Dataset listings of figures
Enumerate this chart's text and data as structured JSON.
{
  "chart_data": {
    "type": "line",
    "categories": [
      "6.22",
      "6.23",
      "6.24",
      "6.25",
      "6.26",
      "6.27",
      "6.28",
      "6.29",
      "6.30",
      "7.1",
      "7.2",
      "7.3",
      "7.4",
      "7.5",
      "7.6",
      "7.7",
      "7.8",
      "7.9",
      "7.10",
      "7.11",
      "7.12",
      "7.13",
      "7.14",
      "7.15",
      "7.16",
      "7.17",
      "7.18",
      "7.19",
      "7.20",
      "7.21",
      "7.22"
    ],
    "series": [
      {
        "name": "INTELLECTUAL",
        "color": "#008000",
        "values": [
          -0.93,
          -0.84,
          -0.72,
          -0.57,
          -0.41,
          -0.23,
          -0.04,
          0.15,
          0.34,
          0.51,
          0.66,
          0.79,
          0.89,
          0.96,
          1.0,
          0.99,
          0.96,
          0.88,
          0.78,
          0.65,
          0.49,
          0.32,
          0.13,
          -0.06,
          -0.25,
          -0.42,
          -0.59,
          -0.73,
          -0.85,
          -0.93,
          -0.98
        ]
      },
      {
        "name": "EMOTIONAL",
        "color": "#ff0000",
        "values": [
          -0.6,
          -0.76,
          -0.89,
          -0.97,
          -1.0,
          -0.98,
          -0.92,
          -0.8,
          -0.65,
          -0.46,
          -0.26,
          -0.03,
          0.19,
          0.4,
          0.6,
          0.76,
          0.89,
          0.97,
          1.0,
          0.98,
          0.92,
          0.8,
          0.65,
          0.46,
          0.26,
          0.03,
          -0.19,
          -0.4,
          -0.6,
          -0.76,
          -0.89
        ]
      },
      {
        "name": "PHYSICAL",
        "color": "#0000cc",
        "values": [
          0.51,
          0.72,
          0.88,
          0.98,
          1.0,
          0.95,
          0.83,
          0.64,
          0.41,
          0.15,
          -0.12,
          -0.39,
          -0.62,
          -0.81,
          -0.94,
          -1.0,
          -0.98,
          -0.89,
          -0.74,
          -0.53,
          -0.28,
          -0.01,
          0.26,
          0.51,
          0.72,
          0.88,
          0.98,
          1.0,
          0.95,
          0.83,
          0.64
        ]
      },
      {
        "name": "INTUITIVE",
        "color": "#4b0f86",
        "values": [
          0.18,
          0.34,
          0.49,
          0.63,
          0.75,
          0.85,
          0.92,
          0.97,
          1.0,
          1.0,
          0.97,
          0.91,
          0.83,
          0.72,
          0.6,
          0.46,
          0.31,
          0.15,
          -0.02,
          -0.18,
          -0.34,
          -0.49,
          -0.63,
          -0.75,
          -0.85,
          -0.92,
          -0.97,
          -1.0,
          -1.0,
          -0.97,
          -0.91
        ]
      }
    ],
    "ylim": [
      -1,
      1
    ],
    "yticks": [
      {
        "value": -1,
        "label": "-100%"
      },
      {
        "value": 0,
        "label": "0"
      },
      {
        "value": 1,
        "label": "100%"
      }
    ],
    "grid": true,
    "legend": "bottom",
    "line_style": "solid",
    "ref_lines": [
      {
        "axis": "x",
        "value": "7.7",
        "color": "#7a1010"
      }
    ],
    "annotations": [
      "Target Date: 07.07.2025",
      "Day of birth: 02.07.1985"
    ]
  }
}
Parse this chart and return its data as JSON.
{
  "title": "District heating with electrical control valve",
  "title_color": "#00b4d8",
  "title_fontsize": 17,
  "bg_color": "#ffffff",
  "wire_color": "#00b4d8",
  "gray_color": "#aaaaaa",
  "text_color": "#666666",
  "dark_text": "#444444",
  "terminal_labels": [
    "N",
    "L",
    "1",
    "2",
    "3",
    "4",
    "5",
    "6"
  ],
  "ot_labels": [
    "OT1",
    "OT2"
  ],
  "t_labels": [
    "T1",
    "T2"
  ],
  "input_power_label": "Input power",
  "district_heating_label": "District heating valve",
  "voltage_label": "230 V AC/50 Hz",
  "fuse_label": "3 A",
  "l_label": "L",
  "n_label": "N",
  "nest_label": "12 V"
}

WHAT TO WORK ON. Copy out the data shown above without altering anything.

SOLUTION.
Enumerate this chart's text and data as structured JSON.
{
  "chart_data": {
    "type": "line",
    "categories": [
      "6.22",
      "6.23",
      "6.24",
      "6.25",
      "6.26",
      "6.27",
      "6.28",
      "6.29",
      "6.30",
      "7.1",
      "7.2",
      "7.3",
      "7.4",
      "7.5",
      "7.6",
      "7.7",
      "7.8",
      "7.9",
      "7.10",
      "7.11",
      "7.12",
      "7.13",
      "7.14",
      "7.15",
      "7.16",
      "7.17",
      "7.18",
      "7.19",
      "7.20",
      "7.21",
      "7.22"
    ],
    "series": [
      {
        "name": "INTELLECTUAL",
        "color": "#008000",
        "values": [
          -0.93,
          -0.84,
          -0.72,
          -0.57,
          -0.41,
          -0.23,
          -0.04,
          0.15,
          0.34,
          0.51,
          0.66,
          0.79,
          0.89,
          0.96,
          1.0,
          0.99,
          0.96,
          0.88,
          0.78,
          0.65,
          0.49,
          0.32,
          0.13,
          -0.06,
          -0.25,
          -0.42,
          -0.59,
          -0.73,
          -0.85,
          -0.93,
          -0.98
        ]
      },
      {
        "name": "EMOTIONAL",
        "color": "#ff0000",
        "values": [
          -0.6,
          -0.76,
          -0.89,
          -0.97,
          -1.0,
          -0.98,
          -0.92,
          -0.8,
          -0.65,
          -0.46,
          -0.26,
          -0.03,
          0.19,
          0.4,
          0.6,
          0.76,
          0.89,
          0.97,
          1.0,
          0.98,
          0.92,
          0.8,
          0.65,
          0.46,
          0.26,
          0.03,
          -0.19,
          -0.4,
          -0.6,
          -0.76,
          -0.89
        ]
      },
      {
        "name": "PHYSICAL",
        "color": "#0000cc",
        "values": [
          0.51,
          0.72,
          0.88,
          0.98,
          1.0,
          0.95,
          0.83,
          0.64,
          0.41,
          0.15,
          -0.12,
          -0.39,
          -0.62,
          -0.81,
          -0.94,
          -1.0,
          -0.98,
          -0.89,
          -0.74,
          -0.53,
          -0.28,
          -0.01,
          0.26,
          0.51,
          0.72,
          0.88,
          0.98,
          1.0,
          0.95,
          0.83,
          0.64
        ]
      },
      {
        "name": "INTUITIVE",
        "color": "#4b0f86",
        "values": [
          0.18,
          0.34,
          0.49,
          0.63,
          0.75,
          0.85,
          0.92,
          0.97,
          1.0,
          1.0,
          0.97,
          0.91,
          0.83,
          0.72,
          0.6,
          0.46,
          0.31,
          0.15,
          -0.02,
          -0.18,
          -0.34,
          -0.49,
          -0.63,
          -0.75,
          -0.85,
          -0.92,
          -0.97,
          -1.0,
          -1.0,
          -0.97,
          -0.91
        ]
      }
    ],
    "ylim": [
      -1,
      1
    ],
    "yticks": [
      {
        "value": -1,
        "label": "-100%"
      },
      {
        "value": 0,
        "label": "0"
      },
      {
        "value": 1,
        "label": "100%"
      }
    ],
    "grid": true,
    "legend": "bottom",
    "line_style": "solid",
    "ref_lines": [
      {
        "axis": "x",
        "value": "7.7",
        "color": "#7a1010"
      }
    ],
    "annotations": [
      "Target Date: 07.07.2025",
      "Day of birth: 02.07.1985"
    ]
  }
}
Parse this chart and return its data as JSON.
{
  "title": "District heating with electrical control valve",
  "title_color": "#00b4d8",
  "title_fontsize": 17,
  "bg_color": "#ffffff",
  "wire_color": "#00b4d8",
  "gray_color": "#aaaaaa",
  "text_color": "#666666",
  "dark_text": "#444444",
  "terminal_labels": [
    "N",
    "L",
    "1",
    "2",
    "3",
    "4",
    "5",
    "6"
  ],
  "ot_labels": [
    "OT1",
    "OT2"
  ],
  "t_labels": [
    "T1",
    "T2"
  ],
  "input_power_label": "Input power",
  "district_heating_label": "District heating valve",
  "voltage_label": "230 V AC/50 Hz",
  "fuse_label": "3 A",
  "l_label": "L",
  "n_label": "N",
  "nest_label": "12 V"
}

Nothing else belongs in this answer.